§ **WHAT YOU HAVE TO DO**
In the entries below, find the lines with the word "this" and copy them.

* begin ROWS *

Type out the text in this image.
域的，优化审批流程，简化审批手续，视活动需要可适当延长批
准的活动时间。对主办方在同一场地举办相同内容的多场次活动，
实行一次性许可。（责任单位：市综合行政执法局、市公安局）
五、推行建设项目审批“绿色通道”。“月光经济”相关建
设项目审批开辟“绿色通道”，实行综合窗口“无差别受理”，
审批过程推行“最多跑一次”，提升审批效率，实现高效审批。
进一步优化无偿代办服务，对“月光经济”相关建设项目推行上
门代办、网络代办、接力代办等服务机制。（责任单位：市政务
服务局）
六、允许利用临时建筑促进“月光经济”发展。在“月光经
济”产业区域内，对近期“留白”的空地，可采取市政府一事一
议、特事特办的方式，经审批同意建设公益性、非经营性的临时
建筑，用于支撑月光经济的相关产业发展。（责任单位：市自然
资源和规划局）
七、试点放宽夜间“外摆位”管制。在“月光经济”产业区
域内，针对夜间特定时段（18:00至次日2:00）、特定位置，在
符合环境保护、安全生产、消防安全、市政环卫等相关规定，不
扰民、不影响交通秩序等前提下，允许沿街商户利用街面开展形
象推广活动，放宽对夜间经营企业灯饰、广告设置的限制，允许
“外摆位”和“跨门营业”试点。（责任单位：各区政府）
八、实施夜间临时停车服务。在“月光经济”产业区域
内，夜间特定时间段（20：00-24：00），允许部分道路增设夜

* end ROWS *
* begin ROWS *

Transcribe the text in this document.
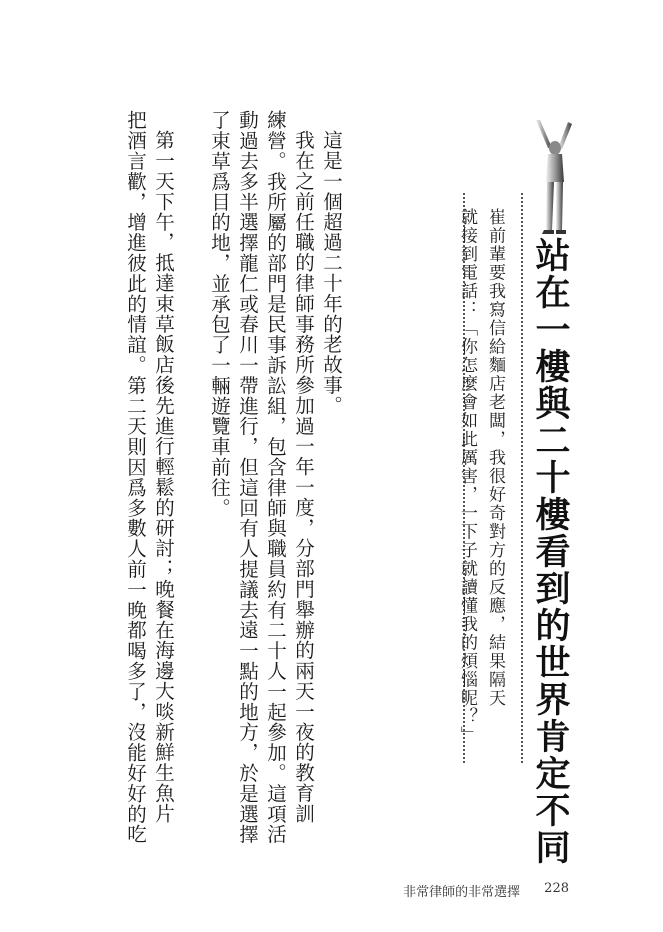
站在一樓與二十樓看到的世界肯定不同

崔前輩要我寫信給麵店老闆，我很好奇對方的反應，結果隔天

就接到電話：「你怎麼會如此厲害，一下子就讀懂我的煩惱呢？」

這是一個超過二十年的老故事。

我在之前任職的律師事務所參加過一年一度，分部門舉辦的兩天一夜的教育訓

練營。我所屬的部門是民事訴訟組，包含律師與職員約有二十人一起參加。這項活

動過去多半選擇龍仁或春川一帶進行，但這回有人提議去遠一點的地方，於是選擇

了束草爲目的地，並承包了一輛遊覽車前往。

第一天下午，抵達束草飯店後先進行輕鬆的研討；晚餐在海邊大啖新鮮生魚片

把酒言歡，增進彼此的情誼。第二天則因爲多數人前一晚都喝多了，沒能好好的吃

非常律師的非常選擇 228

* end ROWS *

§ **EXPECTED ANSWER**
Type out the text in this image.
Transcribe the text in this document.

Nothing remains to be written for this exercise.